Prompt
Retype the lines starting at the one containing "- profile-group: 头像" and ending at the one containing "- battery-icon: [393, 5, 418, 15]", copying each without any changes.

Given records
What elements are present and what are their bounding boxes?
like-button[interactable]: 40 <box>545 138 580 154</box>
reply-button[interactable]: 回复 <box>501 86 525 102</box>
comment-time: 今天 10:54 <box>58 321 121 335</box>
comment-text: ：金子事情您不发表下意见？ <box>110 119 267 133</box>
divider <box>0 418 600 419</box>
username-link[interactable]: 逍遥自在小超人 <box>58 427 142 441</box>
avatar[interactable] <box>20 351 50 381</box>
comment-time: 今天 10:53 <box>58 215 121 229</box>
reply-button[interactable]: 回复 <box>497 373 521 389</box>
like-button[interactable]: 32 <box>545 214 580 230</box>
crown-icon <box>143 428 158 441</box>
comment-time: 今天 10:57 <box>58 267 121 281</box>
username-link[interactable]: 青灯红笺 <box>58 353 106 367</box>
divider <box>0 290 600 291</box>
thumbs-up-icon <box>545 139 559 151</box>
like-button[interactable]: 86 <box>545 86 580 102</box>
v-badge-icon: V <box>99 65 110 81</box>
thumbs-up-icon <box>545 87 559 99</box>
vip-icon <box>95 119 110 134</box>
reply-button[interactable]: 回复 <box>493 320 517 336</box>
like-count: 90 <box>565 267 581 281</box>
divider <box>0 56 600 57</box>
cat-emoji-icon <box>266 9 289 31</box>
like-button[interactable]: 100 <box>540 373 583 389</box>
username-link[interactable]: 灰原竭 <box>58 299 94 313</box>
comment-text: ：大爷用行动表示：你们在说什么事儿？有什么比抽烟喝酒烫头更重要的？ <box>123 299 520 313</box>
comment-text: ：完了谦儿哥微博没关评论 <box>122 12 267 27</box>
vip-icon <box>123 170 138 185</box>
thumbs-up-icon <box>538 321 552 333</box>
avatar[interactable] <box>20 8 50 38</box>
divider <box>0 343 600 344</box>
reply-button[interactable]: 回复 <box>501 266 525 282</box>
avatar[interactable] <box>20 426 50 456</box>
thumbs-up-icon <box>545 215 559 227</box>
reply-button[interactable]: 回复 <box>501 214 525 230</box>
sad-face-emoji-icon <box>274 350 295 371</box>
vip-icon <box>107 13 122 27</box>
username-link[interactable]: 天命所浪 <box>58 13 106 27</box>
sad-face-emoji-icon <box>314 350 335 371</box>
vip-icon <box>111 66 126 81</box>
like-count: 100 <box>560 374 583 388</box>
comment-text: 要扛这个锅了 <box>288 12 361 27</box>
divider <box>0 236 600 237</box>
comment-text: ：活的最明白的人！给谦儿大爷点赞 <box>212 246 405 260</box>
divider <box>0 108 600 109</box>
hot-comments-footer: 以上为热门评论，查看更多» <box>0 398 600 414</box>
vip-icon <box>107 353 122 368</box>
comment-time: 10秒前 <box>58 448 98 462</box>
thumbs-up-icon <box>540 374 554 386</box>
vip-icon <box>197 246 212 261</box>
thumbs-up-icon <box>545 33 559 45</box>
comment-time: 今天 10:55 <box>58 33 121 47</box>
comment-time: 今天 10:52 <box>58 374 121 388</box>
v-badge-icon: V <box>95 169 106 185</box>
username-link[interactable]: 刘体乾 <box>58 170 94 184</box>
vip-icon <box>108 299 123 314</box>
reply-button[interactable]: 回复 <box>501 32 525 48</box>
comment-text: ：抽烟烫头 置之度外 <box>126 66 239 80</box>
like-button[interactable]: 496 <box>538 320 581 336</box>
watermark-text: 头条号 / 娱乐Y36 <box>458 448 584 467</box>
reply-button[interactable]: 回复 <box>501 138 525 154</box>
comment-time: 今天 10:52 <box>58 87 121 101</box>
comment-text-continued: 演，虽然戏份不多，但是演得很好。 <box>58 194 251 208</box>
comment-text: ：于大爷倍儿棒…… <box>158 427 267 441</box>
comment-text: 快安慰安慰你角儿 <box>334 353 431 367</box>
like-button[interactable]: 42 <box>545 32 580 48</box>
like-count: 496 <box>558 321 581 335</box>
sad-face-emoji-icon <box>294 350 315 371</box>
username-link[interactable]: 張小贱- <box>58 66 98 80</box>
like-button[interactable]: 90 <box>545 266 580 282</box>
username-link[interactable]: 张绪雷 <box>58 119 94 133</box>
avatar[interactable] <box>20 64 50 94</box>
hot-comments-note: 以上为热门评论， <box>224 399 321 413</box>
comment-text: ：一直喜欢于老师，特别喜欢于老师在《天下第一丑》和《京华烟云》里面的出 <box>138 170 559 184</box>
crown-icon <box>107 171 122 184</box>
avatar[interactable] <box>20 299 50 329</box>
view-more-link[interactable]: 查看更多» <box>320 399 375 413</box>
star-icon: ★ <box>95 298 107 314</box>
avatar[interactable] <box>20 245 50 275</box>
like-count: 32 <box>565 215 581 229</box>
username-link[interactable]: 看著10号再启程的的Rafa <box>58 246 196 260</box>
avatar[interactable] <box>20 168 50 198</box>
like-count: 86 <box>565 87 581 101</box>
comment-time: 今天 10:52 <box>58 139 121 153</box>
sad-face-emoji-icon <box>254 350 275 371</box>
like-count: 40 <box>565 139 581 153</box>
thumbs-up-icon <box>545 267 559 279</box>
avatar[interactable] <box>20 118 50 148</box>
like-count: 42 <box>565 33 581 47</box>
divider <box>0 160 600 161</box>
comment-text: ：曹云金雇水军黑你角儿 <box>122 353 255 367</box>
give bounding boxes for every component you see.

---

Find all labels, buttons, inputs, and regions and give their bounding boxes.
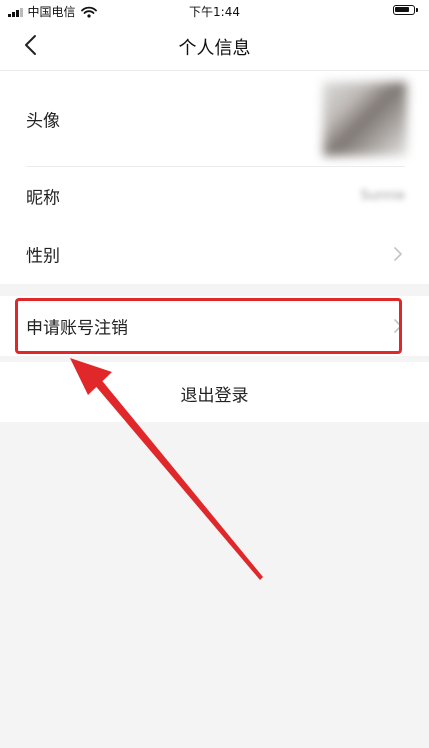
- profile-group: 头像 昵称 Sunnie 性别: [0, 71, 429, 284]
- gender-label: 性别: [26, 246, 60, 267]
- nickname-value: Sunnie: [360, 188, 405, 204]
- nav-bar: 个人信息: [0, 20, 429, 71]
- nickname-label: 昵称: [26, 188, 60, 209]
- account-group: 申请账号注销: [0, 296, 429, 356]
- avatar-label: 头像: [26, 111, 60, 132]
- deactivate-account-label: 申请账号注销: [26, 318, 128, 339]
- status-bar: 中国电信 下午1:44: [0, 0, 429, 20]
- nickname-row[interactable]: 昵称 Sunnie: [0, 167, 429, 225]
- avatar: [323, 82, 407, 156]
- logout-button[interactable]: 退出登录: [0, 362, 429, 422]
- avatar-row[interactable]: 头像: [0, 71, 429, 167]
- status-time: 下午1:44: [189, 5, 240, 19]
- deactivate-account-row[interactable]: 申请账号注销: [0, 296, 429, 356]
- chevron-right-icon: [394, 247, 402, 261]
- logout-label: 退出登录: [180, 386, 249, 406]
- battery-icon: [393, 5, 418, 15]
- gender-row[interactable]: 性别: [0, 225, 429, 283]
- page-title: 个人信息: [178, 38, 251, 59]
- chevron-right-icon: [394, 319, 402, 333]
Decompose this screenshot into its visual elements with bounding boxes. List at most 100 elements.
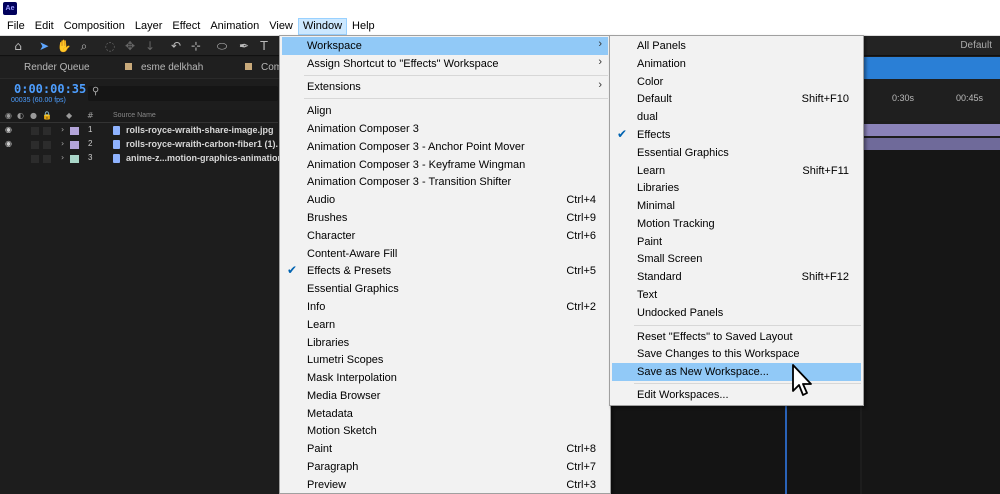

Result of the exercise
- profile-group: 头像 昵称 Sunnie 性别: [0, 71, 429, 284]
- gender-label: 性别: [26, 246, 60, 267]
- nickname-value: Sunnie: [360, 188, 405, 204]
- nav-bar: 个人信息: [0, 20, 429, 71]
- nickname-label: 昵称: [26, 188, 60, 209]
- account-group: 申请账号注销: [0, 296, 429, 356]
- avatar-label: 头像: [26, 111, 60, 132]
- deactivate-account-label: 申请账号注销: [26, 318, 128, 339]
- status-bar: 中国电信 下午1:44: [0, 0, 429, 20]
- nickname-row[interactable]: 昵称 Sunnie: [0, 167, 429, 225]
- avatar: [323, 82, 407, 156]
- logout-button[interactable]: 退出登录: [0, 362, 429, 422]
- avatar-row[interactable]: 头像: [0, 71, 429, 167]
- status-time: 下午1:44: [189, 5, 240, 19]
- deactivate-account-row[interactable]: 申请账号注销: [0, 296, 429, 356]
- chevron-right-icon: [394, 247, 402, 261]
- logout-label: 退出登录: [180, 386, 249, 406]
- battery-icon: [393, 5, 418, 15]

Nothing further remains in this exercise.